Figure data in JSON
↓↓↓

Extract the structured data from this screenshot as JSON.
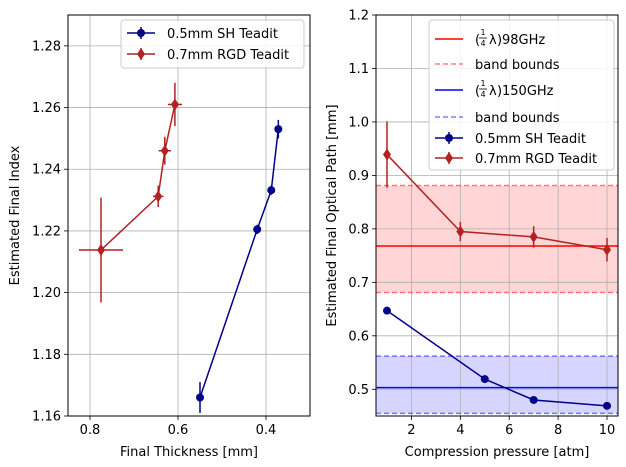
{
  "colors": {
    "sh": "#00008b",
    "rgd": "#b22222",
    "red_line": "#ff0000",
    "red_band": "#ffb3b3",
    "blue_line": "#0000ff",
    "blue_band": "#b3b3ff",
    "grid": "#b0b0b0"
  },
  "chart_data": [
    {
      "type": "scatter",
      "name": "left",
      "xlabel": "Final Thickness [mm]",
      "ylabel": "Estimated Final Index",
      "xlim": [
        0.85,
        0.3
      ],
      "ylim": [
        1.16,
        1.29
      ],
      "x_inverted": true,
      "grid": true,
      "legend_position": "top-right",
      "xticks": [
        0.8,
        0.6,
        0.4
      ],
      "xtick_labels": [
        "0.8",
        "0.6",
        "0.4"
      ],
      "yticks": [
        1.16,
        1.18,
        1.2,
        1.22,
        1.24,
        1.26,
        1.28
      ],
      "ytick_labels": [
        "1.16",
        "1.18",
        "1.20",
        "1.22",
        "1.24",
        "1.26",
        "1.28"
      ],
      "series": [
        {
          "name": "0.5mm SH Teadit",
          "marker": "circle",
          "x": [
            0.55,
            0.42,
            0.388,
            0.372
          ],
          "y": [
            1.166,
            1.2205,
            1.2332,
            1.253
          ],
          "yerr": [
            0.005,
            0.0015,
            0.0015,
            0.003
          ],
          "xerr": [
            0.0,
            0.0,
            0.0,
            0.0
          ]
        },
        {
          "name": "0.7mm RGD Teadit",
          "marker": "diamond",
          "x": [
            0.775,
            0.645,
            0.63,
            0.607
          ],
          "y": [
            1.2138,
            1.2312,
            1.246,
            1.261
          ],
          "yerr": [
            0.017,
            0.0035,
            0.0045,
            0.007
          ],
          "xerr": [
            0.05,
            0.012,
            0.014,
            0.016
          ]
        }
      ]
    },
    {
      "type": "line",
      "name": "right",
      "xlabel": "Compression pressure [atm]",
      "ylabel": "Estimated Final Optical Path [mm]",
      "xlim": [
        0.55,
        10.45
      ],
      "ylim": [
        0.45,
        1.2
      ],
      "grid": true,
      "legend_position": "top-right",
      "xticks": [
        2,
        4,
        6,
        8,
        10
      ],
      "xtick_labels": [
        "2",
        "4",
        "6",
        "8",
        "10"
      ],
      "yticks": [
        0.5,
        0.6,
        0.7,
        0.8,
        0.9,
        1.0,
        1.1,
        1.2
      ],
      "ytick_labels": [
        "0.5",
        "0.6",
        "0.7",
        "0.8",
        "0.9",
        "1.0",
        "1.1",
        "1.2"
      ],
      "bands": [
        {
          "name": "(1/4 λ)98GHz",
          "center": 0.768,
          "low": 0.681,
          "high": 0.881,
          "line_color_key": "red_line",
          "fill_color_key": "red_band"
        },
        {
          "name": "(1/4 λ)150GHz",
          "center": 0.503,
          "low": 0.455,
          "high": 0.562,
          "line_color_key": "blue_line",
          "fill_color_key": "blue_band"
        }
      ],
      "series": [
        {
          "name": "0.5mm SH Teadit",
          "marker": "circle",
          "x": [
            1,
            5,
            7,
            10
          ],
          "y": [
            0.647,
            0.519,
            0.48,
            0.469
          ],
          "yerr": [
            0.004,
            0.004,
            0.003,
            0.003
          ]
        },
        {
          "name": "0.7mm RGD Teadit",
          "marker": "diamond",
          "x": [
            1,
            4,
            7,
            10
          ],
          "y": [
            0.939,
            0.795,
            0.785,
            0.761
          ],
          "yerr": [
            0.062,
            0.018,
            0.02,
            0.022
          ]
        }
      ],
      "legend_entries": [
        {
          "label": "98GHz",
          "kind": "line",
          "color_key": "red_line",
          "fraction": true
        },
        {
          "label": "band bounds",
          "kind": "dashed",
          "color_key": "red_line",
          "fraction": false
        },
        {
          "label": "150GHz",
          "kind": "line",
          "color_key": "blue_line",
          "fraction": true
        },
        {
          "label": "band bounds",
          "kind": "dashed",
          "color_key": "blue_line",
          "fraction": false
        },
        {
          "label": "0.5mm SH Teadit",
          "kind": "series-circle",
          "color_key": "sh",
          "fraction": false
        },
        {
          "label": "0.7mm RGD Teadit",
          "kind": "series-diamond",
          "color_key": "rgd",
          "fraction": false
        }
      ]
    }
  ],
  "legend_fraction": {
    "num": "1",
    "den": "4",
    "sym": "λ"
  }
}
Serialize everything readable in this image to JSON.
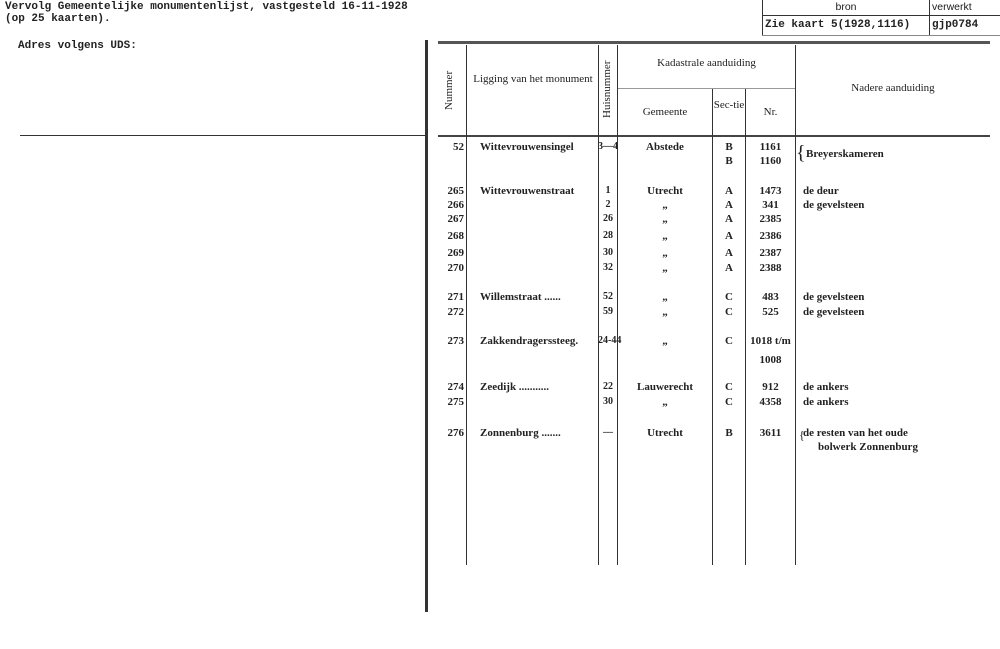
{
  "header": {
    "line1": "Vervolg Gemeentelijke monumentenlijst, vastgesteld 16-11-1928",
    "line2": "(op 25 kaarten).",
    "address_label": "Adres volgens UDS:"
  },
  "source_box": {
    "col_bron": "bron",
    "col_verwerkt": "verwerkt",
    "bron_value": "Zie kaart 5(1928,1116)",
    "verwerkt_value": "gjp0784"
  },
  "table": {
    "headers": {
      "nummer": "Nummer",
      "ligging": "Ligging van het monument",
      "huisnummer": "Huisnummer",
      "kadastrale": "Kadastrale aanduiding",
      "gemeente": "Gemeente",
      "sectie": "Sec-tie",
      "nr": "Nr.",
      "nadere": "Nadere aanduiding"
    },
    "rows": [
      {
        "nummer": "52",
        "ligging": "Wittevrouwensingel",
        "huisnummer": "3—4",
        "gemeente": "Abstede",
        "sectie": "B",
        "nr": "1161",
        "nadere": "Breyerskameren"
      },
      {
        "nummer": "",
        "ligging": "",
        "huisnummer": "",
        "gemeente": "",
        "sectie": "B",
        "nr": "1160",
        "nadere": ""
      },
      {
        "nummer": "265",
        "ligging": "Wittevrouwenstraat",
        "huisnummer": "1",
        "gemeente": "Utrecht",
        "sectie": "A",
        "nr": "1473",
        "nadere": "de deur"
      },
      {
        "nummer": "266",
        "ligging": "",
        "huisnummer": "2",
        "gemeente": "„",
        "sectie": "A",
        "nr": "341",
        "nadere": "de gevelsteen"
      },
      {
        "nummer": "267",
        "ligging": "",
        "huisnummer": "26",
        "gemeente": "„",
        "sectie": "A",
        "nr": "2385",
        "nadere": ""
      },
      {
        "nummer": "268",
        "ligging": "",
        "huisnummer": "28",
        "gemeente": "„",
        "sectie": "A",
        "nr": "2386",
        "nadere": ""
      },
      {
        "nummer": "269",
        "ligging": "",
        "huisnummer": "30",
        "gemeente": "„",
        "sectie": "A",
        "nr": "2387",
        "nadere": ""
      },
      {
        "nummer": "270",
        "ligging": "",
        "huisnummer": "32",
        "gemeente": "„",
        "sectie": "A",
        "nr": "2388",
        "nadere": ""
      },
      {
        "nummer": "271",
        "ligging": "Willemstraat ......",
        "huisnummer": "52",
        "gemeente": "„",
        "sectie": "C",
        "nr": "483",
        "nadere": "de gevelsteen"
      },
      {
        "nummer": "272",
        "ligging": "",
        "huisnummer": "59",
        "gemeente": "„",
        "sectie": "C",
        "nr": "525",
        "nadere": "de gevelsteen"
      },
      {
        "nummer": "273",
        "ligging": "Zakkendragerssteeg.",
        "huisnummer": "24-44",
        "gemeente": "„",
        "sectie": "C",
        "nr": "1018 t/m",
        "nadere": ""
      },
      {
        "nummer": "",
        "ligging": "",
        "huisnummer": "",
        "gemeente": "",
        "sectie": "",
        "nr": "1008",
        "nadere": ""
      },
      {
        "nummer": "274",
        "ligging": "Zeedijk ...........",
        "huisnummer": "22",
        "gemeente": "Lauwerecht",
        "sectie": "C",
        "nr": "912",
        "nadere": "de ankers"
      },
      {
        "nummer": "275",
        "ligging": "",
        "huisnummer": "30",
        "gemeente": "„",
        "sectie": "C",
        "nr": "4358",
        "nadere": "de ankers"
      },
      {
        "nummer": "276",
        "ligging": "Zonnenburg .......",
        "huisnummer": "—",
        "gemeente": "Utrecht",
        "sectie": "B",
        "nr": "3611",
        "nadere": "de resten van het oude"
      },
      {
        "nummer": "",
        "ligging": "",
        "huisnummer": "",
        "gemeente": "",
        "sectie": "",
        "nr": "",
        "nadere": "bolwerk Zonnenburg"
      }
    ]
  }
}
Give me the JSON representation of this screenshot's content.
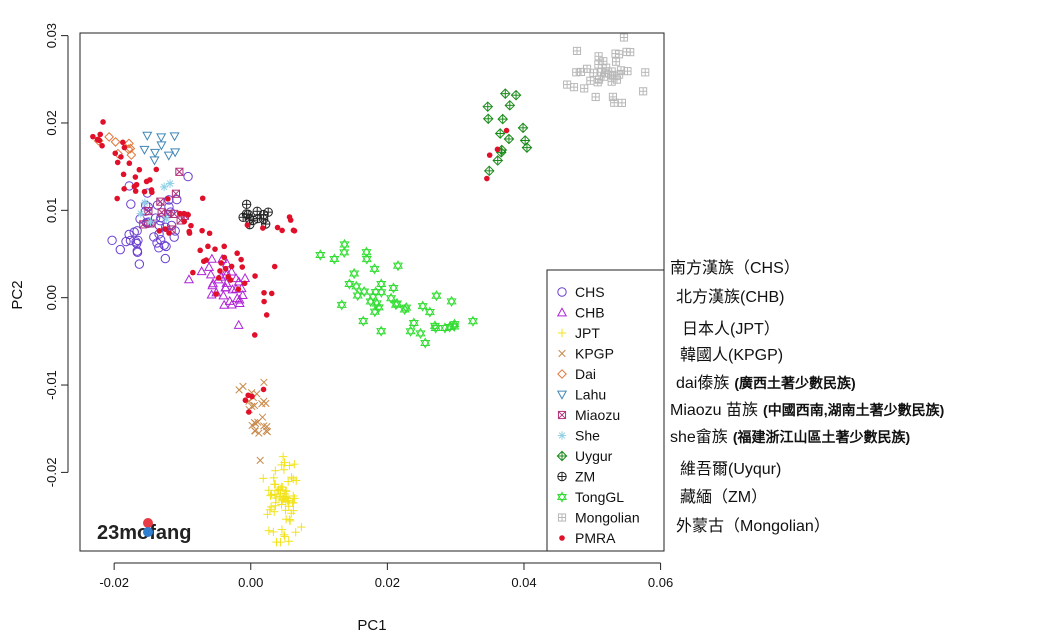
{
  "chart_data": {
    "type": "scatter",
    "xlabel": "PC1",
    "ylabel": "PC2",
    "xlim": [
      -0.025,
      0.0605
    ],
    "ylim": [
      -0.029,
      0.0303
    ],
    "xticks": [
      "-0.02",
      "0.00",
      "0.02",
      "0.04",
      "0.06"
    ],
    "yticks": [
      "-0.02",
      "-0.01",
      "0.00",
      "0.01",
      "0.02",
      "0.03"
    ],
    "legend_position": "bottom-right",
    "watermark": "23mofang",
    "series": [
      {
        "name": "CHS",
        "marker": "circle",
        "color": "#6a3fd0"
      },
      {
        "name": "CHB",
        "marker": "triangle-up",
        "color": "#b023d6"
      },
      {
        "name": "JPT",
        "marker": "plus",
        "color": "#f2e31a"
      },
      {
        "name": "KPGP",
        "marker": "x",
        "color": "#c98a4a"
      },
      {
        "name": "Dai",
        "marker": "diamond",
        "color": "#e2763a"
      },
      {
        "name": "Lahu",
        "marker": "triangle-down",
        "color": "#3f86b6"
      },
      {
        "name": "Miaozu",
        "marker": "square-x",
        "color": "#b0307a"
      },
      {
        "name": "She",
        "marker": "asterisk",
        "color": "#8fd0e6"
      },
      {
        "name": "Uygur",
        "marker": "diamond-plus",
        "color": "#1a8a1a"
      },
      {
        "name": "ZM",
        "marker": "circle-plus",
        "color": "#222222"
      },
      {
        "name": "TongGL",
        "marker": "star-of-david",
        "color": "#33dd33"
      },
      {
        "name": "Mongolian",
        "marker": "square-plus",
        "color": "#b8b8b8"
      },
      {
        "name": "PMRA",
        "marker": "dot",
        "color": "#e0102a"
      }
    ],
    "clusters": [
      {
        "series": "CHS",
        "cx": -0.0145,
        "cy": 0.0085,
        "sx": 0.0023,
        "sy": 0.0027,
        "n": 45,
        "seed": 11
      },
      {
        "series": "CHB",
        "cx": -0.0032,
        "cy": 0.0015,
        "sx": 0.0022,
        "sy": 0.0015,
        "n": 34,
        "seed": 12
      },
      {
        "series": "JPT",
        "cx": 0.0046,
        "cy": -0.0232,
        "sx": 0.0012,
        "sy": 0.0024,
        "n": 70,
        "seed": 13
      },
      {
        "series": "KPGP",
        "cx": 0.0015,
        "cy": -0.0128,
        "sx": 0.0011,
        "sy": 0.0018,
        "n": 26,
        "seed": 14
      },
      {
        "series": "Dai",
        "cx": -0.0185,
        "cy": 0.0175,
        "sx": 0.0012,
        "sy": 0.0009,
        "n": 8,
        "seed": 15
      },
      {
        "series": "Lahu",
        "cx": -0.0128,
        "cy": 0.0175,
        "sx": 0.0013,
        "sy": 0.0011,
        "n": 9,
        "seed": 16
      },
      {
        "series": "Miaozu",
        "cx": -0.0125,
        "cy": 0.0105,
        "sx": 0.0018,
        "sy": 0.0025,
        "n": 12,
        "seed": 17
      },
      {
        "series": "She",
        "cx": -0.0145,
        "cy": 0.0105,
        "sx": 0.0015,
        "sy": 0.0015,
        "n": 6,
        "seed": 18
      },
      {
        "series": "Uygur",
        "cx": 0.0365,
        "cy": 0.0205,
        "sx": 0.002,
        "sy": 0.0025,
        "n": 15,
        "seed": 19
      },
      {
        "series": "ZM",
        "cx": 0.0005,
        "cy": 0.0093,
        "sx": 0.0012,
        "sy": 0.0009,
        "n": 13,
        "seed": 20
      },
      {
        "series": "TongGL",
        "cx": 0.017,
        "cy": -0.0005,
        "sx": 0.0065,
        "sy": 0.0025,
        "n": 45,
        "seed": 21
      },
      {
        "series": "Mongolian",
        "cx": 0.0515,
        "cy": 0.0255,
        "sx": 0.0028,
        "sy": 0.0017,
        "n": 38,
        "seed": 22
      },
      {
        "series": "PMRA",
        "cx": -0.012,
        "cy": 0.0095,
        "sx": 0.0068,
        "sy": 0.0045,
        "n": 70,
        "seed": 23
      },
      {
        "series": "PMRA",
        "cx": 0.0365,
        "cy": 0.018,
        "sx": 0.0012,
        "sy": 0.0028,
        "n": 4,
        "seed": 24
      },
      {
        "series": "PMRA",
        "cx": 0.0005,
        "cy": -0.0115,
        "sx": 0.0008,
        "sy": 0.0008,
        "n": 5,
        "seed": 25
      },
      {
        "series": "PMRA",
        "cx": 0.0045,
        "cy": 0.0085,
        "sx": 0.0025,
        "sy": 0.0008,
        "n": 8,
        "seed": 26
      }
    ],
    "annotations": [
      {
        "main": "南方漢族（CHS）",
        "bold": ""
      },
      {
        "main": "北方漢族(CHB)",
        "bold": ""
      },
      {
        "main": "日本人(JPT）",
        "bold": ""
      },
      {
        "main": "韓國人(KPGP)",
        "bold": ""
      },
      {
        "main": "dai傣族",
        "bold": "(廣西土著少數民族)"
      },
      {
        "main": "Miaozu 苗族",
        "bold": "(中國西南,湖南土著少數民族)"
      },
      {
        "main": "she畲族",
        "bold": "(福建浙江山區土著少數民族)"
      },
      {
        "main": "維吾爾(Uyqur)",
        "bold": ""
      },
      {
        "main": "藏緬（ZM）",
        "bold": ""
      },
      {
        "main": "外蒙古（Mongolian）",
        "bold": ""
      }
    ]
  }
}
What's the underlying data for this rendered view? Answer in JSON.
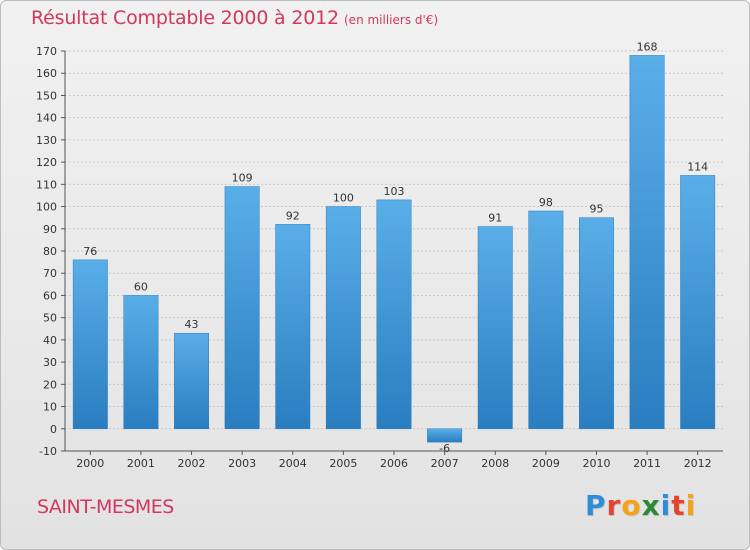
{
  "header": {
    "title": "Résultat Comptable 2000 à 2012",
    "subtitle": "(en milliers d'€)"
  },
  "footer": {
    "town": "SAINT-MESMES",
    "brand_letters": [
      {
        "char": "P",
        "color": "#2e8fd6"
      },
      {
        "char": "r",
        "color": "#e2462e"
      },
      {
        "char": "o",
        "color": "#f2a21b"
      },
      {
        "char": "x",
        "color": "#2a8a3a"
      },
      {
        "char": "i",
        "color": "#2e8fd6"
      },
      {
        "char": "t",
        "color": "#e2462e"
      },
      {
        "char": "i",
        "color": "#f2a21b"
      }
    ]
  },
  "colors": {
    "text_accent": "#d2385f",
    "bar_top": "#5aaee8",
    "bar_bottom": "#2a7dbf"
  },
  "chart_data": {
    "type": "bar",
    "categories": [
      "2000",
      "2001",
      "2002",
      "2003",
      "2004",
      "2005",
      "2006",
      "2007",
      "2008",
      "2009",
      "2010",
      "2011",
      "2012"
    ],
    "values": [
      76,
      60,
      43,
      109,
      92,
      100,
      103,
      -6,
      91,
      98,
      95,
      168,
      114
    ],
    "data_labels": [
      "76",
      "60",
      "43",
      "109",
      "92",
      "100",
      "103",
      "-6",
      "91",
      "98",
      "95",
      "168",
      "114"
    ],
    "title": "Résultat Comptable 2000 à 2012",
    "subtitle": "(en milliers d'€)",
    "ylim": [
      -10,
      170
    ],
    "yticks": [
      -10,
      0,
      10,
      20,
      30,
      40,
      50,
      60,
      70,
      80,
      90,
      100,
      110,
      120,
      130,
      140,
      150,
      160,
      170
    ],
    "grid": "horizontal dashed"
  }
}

↑↑↑

- **Exercise details**
Where a line of the records above holds the word "circle", copy that line.

- **Result of this exercise**
          "marker": "circle",
          "marker": "circle",
          "kind": "series-circle",
        "marker": "circle",
        "marker": "circle-plus",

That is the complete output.